**The problem:**
Pull every line of the entries that has the word "accent".

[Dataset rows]
** START **

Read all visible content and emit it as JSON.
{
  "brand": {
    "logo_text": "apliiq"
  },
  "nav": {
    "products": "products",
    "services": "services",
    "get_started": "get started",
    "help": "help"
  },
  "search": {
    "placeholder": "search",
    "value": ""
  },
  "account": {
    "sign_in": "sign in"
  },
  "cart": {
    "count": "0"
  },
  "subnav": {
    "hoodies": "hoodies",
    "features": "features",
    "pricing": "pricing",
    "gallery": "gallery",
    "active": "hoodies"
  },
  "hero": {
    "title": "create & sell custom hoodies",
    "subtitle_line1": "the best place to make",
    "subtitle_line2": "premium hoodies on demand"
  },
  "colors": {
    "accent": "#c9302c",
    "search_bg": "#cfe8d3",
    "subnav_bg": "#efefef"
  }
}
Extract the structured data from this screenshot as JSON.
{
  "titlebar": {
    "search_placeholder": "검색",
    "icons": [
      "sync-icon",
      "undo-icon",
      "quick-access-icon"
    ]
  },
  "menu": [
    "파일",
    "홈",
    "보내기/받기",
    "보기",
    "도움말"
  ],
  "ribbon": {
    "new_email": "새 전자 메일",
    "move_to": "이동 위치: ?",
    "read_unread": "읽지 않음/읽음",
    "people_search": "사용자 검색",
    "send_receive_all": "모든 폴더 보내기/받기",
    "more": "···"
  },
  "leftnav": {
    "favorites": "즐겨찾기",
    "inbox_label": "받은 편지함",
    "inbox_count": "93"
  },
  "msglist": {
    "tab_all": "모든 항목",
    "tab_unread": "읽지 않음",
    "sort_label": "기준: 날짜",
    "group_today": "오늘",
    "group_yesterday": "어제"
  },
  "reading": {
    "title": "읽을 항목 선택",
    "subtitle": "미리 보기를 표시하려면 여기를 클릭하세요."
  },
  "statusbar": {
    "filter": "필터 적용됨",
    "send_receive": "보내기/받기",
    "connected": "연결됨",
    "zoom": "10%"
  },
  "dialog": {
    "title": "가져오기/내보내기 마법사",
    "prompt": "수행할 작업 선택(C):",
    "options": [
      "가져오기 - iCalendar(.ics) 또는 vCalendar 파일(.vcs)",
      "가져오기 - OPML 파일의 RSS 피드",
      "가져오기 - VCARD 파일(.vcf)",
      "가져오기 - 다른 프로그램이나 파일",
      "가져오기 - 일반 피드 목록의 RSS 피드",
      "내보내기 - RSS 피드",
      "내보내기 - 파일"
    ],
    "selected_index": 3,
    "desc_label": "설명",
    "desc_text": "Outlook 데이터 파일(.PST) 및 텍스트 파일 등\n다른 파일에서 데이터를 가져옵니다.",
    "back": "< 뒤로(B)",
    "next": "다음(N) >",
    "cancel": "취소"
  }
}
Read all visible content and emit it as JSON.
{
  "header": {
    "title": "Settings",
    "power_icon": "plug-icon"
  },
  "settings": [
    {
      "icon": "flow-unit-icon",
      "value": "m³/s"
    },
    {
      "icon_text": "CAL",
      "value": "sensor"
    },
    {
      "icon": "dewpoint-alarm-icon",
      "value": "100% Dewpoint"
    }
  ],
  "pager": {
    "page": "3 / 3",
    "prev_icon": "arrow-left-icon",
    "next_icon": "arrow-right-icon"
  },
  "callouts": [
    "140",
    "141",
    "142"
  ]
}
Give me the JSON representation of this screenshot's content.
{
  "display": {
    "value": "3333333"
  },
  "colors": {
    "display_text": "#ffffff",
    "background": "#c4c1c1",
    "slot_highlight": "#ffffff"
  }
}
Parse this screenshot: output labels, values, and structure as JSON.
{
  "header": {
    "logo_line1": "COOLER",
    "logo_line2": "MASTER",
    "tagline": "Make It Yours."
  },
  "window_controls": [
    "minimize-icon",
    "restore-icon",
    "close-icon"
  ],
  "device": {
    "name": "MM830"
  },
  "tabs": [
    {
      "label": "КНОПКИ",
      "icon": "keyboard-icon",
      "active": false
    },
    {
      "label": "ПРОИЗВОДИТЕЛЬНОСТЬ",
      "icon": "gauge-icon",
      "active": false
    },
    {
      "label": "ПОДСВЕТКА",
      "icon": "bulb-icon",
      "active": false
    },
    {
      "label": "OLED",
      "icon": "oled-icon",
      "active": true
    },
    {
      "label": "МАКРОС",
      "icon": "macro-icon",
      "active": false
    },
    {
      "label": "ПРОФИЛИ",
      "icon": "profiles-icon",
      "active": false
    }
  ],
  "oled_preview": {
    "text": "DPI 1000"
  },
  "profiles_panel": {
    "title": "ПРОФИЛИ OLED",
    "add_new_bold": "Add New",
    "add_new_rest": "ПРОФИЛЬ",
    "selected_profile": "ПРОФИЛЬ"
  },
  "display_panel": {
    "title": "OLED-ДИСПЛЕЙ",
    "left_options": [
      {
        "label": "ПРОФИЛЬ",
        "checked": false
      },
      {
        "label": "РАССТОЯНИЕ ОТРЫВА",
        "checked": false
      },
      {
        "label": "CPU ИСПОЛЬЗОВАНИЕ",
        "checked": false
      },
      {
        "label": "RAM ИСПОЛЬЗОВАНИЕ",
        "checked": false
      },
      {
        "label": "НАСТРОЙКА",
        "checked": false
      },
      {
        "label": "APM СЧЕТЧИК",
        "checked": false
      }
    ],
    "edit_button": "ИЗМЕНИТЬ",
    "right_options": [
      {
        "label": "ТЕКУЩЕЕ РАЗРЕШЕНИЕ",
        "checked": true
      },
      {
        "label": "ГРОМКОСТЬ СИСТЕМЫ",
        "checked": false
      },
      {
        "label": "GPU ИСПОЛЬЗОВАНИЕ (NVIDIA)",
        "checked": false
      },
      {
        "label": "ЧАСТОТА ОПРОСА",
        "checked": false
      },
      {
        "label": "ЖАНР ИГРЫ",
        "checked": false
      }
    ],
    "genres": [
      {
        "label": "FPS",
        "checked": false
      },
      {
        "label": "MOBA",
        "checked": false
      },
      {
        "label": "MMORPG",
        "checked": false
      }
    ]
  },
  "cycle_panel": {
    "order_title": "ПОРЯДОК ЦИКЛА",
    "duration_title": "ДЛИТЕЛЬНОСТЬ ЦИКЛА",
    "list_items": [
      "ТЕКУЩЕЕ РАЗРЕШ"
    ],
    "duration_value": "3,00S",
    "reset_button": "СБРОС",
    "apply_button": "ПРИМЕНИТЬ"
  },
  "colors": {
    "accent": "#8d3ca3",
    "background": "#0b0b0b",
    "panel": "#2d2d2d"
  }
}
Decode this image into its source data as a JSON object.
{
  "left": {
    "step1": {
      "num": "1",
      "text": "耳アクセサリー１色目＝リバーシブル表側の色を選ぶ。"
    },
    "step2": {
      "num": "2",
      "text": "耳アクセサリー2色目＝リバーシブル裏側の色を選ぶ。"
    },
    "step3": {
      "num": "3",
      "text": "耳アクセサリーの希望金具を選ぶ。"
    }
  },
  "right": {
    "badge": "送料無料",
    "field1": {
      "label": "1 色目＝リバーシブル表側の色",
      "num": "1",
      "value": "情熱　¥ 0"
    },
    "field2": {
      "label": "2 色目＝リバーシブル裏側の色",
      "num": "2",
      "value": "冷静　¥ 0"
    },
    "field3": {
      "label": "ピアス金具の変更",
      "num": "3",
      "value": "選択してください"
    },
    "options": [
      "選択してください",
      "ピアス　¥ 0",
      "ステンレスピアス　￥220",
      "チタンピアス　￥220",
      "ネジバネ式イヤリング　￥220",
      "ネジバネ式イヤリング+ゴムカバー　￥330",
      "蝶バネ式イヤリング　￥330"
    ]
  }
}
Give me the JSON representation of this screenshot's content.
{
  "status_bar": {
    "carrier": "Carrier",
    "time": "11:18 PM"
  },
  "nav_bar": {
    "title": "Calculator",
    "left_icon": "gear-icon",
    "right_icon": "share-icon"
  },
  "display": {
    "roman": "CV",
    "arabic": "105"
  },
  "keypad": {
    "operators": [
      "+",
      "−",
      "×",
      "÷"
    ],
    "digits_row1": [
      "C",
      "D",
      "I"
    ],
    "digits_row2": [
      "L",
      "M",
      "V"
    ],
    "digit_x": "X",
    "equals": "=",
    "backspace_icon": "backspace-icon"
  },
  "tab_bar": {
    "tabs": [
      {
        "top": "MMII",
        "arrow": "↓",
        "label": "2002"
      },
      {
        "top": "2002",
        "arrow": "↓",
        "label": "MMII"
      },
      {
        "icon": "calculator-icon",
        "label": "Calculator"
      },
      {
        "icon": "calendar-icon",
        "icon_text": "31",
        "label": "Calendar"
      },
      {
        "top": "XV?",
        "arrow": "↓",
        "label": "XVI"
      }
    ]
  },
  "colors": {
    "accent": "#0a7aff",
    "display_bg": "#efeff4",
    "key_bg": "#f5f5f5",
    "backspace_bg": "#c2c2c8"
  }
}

** END **

**Result of this exercise:**
    "accent": "#c9302c",
    "accent": "#8d3ca3",
    "accent": "#0a7aff",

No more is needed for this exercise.